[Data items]
·····

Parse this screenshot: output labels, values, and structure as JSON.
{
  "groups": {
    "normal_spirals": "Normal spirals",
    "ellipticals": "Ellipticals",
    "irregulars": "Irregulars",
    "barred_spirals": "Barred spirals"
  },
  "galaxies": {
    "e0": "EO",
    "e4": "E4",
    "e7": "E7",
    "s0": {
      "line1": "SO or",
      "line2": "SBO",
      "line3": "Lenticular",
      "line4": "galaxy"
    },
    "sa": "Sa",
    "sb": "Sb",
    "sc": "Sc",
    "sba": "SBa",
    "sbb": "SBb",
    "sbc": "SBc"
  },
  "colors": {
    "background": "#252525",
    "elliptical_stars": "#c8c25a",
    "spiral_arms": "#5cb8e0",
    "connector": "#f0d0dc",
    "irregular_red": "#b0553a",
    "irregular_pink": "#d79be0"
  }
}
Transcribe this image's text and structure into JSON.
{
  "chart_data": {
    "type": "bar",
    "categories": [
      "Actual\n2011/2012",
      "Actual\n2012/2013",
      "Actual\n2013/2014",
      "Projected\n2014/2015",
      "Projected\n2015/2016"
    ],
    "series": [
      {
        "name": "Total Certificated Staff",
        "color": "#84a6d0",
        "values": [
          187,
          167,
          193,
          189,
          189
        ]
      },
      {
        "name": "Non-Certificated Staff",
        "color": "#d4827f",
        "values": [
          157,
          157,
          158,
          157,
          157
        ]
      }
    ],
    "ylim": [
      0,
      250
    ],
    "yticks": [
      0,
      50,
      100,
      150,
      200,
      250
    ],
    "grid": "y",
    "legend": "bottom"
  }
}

·····

Transcribe the material above in its entirety. Match it exactly.

Parse this screenshot: output labels, values, and structure as JSON.
{
  "groups": {
    "normal_spirals": "Normal spirals",
    "ellipticals": "Ellipticals",
    "irregulars": "Irregulars",
    "barred_spirals": "Barred spirals"
  },
  "galaxies": {
    "e0": "EO",
    "e4": "E4",
    "e7": "E7",
    "s0": {
      "line1": "SO or",
      "line2": "SBO",
      "line3": "Lenticular",
      "line4": "galaxy"
    },
    "sa": "Sa",
    "sb": "Sb",
    "sc": "Sc",
    "sba": "SBa",
    "sbb": "SBb",
    "sbc": "SBc"
  },
  "colors": {
    "background": "#252525",
    "elliptical_stars": "#c8c25a",
    "spiral_arms": "#5cb8e0",
    "connector": "#f0d0dc",
    "irregular_red": "#b0553a",
    "irregular_pink": "#d79be0"
  }
}
Transcribe this image's text and structure into JSON.
{
  "chart_data": {
    "type": "bar",
    "categories": [
      "Actual\n2011/2012",
      "Actual\n2012/2013",
      "Actual\n2013/2014",
      "Projected\n2014/2015",
      "Projected\n2015/2016"
    ],
    "series": [
      {
        "name": "Total Certificated Staff",
        "color": "#84a6d0",
        "values": [
          187,
          167,
          193,
          189,
          189
        ]
      },
      {
        "name": "Non-Certificated Staff",
        "color": "#d4827f",
        "values": [
          157,
          157,
          158,
          157,
          157
        ]
      }
    ],
    "ylim": [
      0,
      250
    ],
    "yticks": [
      0,
      50,
      100,
      150,
      200,
      250
    ],
    "grid": "y",
    "legend": "bottom"
  }
}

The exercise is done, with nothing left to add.